EXERCISE DIRECTIONS: Take the entries below and print only the lines from the one with "Parse this screenshot: output" through the one with "Output a JSON", exactly as they stand, both ends included.

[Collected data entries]
>>>>>

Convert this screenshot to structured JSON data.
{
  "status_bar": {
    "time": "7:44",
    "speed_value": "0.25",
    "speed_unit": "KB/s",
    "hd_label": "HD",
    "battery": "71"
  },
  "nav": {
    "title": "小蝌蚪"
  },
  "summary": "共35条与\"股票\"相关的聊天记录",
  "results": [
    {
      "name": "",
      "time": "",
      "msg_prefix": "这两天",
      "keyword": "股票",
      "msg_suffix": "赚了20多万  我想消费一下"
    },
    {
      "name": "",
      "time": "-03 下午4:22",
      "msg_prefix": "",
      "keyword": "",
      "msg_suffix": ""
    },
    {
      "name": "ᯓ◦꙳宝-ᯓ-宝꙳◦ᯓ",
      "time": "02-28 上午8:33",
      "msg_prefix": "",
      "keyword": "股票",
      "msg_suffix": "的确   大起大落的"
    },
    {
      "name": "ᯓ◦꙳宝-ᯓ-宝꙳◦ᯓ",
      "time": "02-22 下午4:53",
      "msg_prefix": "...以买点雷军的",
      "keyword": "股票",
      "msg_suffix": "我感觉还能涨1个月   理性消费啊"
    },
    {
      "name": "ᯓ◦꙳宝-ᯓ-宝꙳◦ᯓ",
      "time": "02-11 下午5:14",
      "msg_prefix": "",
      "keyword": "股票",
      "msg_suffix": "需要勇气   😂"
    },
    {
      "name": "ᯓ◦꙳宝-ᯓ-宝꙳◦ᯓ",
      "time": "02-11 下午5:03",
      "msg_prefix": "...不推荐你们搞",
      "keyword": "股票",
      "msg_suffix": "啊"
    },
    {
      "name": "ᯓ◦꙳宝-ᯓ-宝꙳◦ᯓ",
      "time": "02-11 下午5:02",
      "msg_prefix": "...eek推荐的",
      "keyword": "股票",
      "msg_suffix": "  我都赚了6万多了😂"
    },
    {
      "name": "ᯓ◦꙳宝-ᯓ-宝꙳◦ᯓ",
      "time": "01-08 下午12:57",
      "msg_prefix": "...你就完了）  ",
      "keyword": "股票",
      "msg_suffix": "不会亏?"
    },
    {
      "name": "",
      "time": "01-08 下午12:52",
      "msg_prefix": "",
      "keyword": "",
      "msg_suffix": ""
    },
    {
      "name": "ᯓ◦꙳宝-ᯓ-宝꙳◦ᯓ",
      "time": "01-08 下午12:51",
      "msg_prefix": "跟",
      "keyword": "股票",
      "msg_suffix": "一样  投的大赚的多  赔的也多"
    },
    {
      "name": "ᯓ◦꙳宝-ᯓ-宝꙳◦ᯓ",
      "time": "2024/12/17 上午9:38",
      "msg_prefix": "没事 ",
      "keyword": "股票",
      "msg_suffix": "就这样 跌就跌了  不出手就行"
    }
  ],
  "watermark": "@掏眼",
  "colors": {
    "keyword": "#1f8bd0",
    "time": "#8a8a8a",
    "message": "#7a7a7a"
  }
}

<<<<<
>>>>>

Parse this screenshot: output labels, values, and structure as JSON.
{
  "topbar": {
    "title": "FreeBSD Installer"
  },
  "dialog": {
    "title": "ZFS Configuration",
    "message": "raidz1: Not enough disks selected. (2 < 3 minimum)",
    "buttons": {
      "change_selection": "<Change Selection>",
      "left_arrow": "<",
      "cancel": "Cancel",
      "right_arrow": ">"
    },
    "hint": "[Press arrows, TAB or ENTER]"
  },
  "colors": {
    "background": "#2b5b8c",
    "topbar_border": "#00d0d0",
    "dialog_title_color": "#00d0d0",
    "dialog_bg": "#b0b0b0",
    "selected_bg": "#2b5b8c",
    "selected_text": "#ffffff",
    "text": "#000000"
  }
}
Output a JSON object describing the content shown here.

<<<<<

COMPLETED TASK:
Parse this screenshot: output labels, values, and structure as JSON.
{
  "topbar": {
    "title": "FreeBSD Installer"
  },
  "dialog": {
    "title": "ZFS Configuration",
    "message": "raidz1: Not enough disks selected. (2 < 3 minimum)",
    "buttons": {
      "change_selection": "<Change Selection>",
      "left_arrow": "<",
      "cancel": "Cancel",
      "right_arrow": ">"
    },
    "hint": "[Press arrows, TAB or ENTER]"
  },
  "colors": {
    "background": "#2b5b8c",
    "topbar_border": "#00d0d0",
    "dialog_title_color": "#00d0d0",
    "dialog_bg": "#b0b0b0",
    "selected_bg": "#2b5b8c",
    "selected_text": "#ffffff",
    "text": "#000000"
  }
}
Output a JSON object describing the content shown here.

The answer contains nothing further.